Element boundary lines

+++

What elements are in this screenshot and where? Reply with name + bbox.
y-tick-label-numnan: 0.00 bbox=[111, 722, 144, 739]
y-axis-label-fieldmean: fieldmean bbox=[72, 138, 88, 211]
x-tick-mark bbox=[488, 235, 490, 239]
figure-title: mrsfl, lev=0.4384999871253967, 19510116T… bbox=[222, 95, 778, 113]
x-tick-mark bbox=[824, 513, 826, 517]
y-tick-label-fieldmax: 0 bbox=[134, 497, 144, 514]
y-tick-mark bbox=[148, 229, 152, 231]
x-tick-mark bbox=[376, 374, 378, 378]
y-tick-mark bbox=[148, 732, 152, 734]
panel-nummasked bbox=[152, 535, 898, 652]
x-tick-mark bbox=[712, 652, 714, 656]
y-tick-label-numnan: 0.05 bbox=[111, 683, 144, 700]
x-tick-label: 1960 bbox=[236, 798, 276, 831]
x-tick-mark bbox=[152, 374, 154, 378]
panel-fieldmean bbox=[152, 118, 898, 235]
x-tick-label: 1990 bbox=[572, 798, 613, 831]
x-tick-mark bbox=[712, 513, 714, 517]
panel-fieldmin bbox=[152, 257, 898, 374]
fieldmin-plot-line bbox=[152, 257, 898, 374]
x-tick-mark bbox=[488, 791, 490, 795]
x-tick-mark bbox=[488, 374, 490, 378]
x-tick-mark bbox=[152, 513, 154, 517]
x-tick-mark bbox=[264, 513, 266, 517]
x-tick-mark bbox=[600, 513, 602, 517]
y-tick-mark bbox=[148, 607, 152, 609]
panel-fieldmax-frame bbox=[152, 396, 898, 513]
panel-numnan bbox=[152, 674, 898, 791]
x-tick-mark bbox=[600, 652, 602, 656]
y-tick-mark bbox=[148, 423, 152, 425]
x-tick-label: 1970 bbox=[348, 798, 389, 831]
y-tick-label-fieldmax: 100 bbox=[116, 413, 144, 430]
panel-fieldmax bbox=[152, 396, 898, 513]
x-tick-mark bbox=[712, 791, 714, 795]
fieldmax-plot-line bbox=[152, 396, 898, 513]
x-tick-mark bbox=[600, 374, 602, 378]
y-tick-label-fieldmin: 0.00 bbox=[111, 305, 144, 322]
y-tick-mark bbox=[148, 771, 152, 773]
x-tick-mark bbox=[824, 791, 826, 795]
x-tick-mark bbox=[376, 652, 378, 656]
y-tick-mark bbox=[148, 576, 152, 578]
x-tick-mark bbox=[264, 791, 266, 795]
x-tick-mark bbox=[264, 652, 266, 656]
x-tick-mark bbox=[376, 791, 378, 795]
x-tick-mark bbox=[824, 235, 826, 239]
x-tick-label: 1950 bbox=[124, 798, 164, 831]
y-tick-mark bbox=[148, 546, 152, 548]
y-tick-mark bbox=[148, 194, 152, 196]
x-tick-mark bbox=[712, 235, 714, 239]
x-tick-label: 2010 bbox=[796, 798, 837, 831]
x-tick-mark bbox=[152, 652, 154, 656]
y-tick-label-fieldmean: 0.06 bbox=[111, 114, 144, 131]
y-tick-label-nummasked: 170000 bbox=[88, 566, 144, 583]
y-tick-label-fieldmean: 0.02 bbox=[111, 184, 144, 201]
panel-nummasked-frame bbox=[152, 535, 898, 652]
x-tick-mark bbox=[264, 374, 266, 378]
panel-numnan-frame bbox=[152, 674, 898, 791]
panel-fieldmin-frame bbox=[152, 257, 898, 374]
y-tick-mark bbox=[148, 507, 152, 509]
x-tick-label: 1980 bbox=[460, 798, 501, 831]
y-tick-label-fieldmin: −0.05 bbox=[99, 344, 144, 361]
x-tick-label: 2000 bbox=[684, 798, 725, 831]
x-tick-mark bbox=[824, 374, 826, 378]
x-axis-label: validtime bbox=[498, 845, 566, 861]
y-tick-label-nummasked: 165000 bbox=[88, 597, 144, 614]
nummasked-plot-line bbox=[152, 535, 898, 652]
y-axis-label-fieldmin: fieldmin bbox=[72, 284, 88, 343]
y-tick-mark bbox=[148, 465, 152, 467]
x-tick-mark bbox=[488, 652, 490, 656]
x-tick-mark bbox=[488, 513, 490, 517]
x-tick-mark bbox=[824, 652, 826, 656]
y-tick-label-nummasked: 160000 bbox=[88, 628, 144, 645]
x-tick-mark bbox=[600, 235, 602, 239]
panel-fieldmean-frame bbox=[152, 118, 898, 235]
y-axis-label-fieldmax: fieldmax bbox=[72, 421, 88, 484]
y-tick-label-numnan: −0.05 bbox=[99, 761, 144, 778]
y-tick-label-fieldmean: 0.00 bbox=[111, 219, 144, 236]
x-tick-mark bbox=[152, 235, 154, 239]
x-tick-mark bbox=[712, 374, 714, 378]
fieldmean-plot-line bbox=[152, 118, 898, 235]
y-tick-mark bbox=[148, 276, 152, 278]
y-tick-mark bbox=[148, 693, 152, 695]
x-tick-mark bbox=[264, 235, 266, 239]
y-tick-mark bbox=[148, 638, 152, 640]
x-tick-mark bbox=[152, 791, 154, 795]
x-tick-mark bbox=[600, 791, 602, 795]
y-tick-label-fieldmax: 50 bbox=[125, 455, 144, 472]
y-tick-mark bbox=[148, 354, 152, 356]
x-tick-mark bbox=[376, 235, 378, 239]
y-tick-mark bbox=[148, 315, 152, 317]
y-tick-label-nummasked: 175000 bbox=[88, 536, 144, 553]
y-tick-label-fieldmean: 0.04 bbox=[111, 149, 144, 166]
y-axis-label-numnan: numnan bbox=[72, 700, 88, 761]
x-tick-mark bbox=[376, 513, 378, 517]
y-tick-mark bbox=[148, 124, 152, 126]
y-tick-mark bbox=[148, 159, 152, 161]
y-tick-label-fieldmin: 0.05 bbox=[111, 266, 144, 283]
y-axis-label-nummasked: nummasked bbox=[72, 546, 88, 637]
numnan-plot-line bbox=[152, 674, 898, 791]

+++

Print every line above again, unchanged.

**TASK RESULT:**
What elements are in this screenshot and where? Reply with name + bbox.
y-tick-label-numnan: 0.00 bbox=[111, 722, 144, 739]
y-axis-label-fieldmean: fieldmean bbox=[72, 138, 88, 211]
x-tick-mark bbox=[488, 235, 490, 239]
figure-title: mrsfl, lev=0.4384999871253967, 19510116T… bbox=[222, 95, 778, 113]
x-tick-mark bbox=[824, 513, 826, 517]
y-tick-label-fieldmax: 0 bbox=[134, 497, 144, 514]
y-tick-mark bbox=[148, 229, 152, 231]
x-tick-mark bbox=[376, 374, 378, 378]
y-tick-mark bbox=[148, 732, 152, 734]
panel-nummasked bbox=[152, 535, 898, 652]
x-tick-mark bbox=[712, 652, 714, 656]
y-tick-label-numnan: 0.05 bbox=[111, 683, 144, 700]
x-tick-label: 1960 bbox=[236, 798, 276, 831]
x-tick-mark bbox=[152, 374, 154, 378]
panel-fieldmean bbox=[152, 118, 898, 235]
x-tick-label: 1990 bbox=[572, 798, 613, 831]
x-tick-mark bbox=[712, 513, 714, 517]
panel-fieldmin bbox=[152, 257, 898, 374]
fieldmin-plot-line bbox=[152, 257, 898, 374]
x-tick-mark bbox=[488, 791, 490, 795]
x-tick-mark bbox=[488, 374, 490, 378]
x-tick-mark bbox=[152, 513, 154, 517]
x-tick-mark bbox=[264, 513, 266, 517]
x-tick-mark bbox=[600, 513, 602, 517]
y-tick-mark bbox=[148, 607, 152, 609]
panel-fieldmax-frame bbox=[152, 396, 898, 513]
panel-numnan bbox=[152, 674, 898, 791]
x-tick-mark bbox=[600, 652, 602, 656]
y-tick-mark bbox=[148, 423, 152, 425]
x-tick-label: 1970 bbox=[348, 798, 389, 831]
y-tick-label-fieldmax: 100 bbox=[116, 413, 144, 430]
panel-fieldmax bbox=[152, 396, 898, 513]
x-tick-mark bbox=[712, 791, 714, 795]
fieldmax-plot-line bbox=[152, 396, 898, 513]
x-tick-mark bbox=[600, 374, 602, 378]
y-tick-label-fieldmin: 0.00 bbox=[111, 305, 144, 322]
y-tick-mark bbox=[148, 771, 152, 773]
x-tick-mark bbox=[824, 791, 826, 795]
x-tick-mark bbox=[376, 652, 378, 656]
y-tick-mark bbox=[148, 576, 152, 578]
x-tick-mark bbox=[264, 791, 266, 795]
x-tick-mark bbox=[264, 652, 266, 656]
x-tick-mark bbox=[376, 791, 378, 795]
x-tick-mark bbox=[824, 235, 826, 239]
x-tick-label: 1950 bbox=[124, 798, 164, 831]
y-tick-mark bbox=[148, 546, 152, 548]
y-tick-mark bbox=[148, 194, 152, 196]
x-tick-mark bbox=[712, 235, 714, 239]
x-tick-label: 2010 bbox=[796, 798, 837, 831]
x-tick-mark bbox=[152, 652, 154, 656]
y-tick-label-fieldmean: 0.06 bbox=[111, 114, 144, 131]
y-tick-label-nummasked: 170000 bbox=[88, 566, 144, 583]
y-tick-label-fieldmean: 0.02 bbox=[111, 184, 144, 201]
panel-nummasked-frame bbox=[152, 535, 898, 652]
x-tick-mark bbox=[264, 374, 266, 378]
panel-numnan-frame bbox=[152, 674, 898, 791]
panel-fieldmin-frame bbox=[152, 257, 898, 374]
y-tick-mark bbox=[148, 507, 152, 509]
x-tick-label: 1980 bbox=[460, 798, 501, 831]
y-tick-label-fieldmin: −0.05 bbox=[99, 344, 144, 361]
x-tick-label: 2000 bbox=[684, 798, 725, 831]
x-tick-mark bbox=[824, 374, 826, 378]
x-axis-label: validtime bbox=[498, 845, 566, 861]
y-tick-label-nummasked: 165000 bbox=[88, 597, 144, 614]
nummasked-plot-line bbox=[152, 535, 898, 652]
y-axis-label-fieldmin: fieldmin bbox=[72, 284, 88, 343]
y-tick-mark bbox=[148, 465, 152, 467]
x-tick-mark bbox=[488, 652, 490, 656]
x-tick-mark bbox=[488, 513, 490, 517]
x-tick-mark bbox=[824, 652, 826, 656]
y-tick-label-nummasked: 160000 bbox=[88, 628, 144, 645]
x-tick-mark bbox=[600, 235, 602, 239]
panel-fieldmean-frame bbox=[152, 118, 898, 235]
y-axis-label-fieldmax: fieldmax bbox=[72, 421, 88, 484]
y-tick-label-numnan: −0.05 bbox=[99, 761, 144, 778]
y-tick-label-fieldmean: 0.00 bbox=[111, 219, 144, 236]
x-tick-mark bbox=[152, 235, 154, 239]
x-tick-mark bbox=[712, 374, 714, 378]
fieldmean-plot-line bbox=[152, 118, 898, 235]
y-tick-mark bbox=[148, 276, 152, 278]
y-tick-mark bbox=[148, 693, 152, 695]
x-tick-mark bbox=[264, 235, 266, 239]
y-tick-mark bbox=[148, 638, 152, 640]
x-tick-mark bbox=[152, 791, 154, 795]
x-tick-mark bbox=[600, 791, 602, 795]
y-tick-label-fieldmax: 50 bbox=[125, 455, 144, 472]
y-tick-mark bbox=[148, 354, 152, 356]
x-tick-mark bbox=[376, 235, 378, 239]
y-tick-mark bbox=[148, 315, 152, 317]
y-tick-label-nummasked: 175000 bbox=[88, 536, 144, 553]
y-tick-label-fieldmean: 0.04 bbox=[111, 149, 144, 166]
y-axis-label-numnan: numnan bbox=[72, 700, 88, 761]
x-tick-mark bbox=[376, 513, 378, 517]
y-tick-mark bbox=[148, 124, 152, 126]
y-tick-mark bbox=[148, 159, 152, 161]
y-tick-label-fieldmin: 0.05 bbox=[111, 266, 144, 283]
y-axis-label-nummasked: nummasked bbox=[72, 546, 88, 637]
numnan-plot-line bbox=[152, 674, 898, 791]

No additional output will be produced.